** start of Task input **
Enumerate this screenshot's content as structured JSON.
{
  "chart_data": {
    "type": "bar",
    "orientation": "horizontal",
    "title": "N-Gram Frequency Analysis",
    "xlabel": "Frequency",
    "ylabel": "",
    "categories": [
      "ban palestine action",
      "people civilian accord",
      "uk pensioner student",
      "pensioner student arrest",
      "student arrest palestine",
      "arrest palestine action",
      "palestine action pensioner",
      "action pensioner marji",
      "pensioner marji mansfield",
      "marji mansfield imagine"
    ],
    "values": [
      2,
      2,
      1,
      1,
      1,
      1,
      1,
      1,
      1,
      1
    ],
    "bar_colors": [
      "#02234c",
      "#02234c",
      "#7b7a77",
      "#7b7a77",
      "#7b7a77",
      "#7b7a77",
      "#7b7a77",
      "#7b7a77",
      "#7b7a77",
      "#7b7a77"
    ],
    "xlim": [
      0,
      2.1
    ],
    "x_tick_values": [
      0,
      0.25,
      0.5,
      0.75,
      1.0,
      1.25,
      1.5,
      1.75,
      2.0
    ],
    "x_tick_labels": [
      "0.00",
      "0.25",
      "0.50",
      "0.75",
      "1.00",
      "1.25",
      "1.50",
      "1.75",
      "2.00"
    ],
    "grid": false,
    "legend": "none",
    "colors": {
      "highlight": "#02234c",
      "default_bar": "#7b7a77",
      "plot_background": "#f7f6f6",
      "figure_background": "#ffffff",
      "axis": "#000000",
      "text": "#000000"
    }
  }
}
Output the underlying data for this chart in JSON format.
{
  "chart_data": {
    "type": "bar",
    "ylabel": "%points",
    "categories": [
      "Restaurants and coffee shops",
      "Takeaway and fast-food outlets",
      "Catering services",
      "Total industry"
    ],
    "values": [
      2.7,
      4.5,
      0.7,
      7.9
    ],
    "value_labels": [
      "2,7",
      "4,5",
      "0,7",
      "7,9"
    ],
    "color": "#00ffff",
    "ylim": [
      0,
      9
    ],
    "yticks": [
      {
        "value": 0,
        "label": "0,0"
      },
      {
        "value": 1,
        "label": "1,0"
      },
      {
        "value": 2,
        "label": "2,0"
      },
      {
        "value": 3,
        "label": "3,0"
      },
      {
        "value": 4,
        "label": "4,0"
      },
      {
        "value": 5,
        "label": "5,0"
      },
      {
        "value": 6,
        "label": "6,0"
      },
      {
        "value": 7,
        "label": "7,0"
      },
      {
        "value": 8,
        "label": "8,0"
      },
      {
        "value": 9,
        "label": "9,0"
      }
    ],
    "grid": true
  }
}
** end of Task input **
◆ Stated exercise
Take the entries above and transcribe them exactly.

◆ Completed exercise
Enumerate this screenshot's content as structured JSON.
{
  "chart_data": {
    "type": "bar",
    "orientation": "horizontal",
    "title": "N-Gram Frequency Analysis",
    "xlabel": "Frequency",
    "ylabel": "",
    "categories": [
      "ban palestine action",
      "people civilian accord",
      "uk pensioner student",
      "pensioner student arrest",
      "student arrest palestine",
      "arrest palestine action",
      "palestine action pensioner",
      "action pensioner marji",
      "pensioner marji mansfield",
      "marji mansfield imagine"
    ],
    "values": [
      2,
      2,
      1,
      1,
      1,
      1,
      1,
      1,
      1,
      1
    ],
    "bar_colors": [
      "#02234c",
      "#02234c",
      "#7b7a77",
      "#7b7a77",
      "#7b7a77",
      "#7b7a77",
      "#7b7a77",
      "#7b7a77",
      "#7b7a77",
      "#7b7a77"
    ],
    "xlim": [
      0,
      2.1
    ],
    "x_tick_values": [
      0,
      0.25,
      0.5,
      0.75,
      1.0,
      1.25,
      1.5,
      1.75,
      2.0
    ],
    "x_tick_labels": [
      "0.00",
      "0.25",
      "0.50",
      "0.75",
      "1.00",
      "1.25",
      "1.50",
      "1.75",
      "2.00"
    ],
    "grid": false,
    "legend": "none",
    "colors": {
      "highlight": "#02234c",
      "default_bar": "#7b7a77",
      "plot_background": "#f7f6f6",
      "figure_background": "#ffffff",
      "axis": "#000000",
      "text": "#000000"
    }
  }
}
Output the underlying data for this chart in JSON format.
{
  "chart_data": {
    "type": "bar",
    "ylabel": "%points",
    "categories": [
      "Restaurants and coffee shops",
      "Takeaway and fast-food outlets",
      "Catering services",
      "Total industry"
    ],
    "values": [
      2.7,
      4.5,
      0.7,
      7.9
    ],
    "value_labels": [
      "2,7",
      "4,5",
      "0,7",
      "7,9"
    ],
    "color": "#00ffff",
    "ylim": [
      0,
      9
    ],
    "yticks": [
      {
        "value": 0,
        "label": "0,0"
      },
      {
        "value": 1,
        "label": "1,0"
      },
      {
        "value": 2,
        "label": "2,0"
      },
      {
        "value": 3,
        "label": "3,0"
      },
      {
        "value": 4,
        "label": "4,0"
      },
      {
        "value": 5,
        "label": "5,0"
      },
      {
        "value": 6,
        "label": "6,0"
      },
      {
        "value": 7,
        "label": "7,0"
      },
      {
        "value": 8,
        "label": "8,0"
      },
      {
        "value": 9,
        "label": "9,0"
      }
    ],
    "grid": true
  }
}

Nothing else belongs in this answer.